(WRITTEN INSTRUCTION)
Return the records below from the line containing "Convert this document image to plain text." onward, exactly, through and including the last line.

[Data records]
════

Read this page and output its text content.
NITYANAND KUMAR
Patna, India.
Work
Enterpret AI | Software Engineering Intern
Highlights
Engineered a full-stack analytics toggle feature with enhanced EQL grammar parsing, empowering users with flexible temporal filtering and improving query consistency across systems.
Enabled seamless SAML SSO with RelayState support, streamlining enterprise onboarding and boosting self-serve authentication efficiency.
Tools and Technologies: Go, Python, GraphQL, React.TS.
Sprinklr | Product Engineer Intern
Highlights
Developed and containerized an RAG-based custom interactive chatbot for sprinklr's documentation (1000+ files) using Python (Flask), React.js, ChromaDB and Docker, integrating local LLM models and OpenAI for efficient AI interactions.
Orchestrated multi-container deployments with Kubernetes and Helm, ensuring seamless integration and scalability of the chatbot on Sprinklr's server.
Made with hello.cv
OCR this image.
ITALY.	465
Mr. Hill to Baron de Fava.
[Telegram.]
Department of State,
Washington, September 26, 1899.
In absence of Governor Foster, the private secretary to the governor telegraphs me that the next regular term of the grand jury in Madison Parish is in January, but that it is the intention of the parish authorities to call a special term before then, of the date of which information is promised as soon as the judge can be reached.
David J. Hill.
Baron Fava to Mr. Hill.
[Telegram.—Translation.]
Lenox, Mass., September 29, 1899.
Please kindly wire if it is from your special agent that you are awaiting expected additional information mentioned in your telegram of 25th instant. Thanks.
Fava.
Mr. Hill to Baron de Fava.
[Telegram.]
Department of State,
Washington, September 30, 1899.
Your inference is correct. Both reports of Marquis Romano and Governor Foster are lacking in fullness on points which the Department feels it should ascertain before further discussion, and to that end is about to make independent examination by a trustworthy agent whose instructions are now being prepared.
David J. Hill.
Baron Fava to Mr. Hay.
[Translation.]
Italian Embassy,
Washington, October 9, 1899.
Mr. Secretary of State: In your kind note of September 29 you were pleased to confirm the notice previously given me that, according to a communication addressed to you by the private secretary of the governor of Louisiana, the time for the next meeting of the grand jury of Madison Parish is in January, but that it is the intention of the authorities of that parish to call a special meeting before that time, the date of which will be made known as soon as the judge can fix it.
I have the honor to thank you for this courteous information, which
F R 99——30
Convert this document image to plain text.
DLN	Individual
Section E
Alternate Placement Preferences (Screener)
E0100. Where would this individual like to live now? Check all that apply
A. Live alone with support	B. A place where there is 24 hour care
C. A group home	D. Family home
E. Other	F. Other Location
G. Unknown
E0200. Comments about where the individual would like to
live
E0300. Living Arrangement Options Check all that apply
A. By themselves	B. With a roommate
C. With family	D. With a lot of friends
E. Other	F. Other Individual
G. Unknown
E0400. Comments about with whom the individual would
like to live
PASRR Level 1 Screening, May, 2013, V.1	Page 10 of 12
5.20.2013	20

════

(SOLUTION BELOW)
Convert this document image to plain text.
DLN	Individual
Section E
Alternate Placement Preferences (Screener)
E0100. Where would this individual like to live now? Check all that apply
A. Live alone with support	B. A place where there is 24 hour care
C. A group home	D. Family home
E. Other	F. Other Location
G. Unknown
E0200. Comments about where the individual would like to
live
E0300. Living Arrangement Options Check all that apply
A. By themselves	B. With a roommate
C. With family	D. With a lot of friends
E. Other	F. Other Individual
G. Unknown
E0400. Comments about with whom the individual would
like to live
PASRR Level 1 Screening, May, 2013, V.1	Page 10 of 12
5.20.2013	20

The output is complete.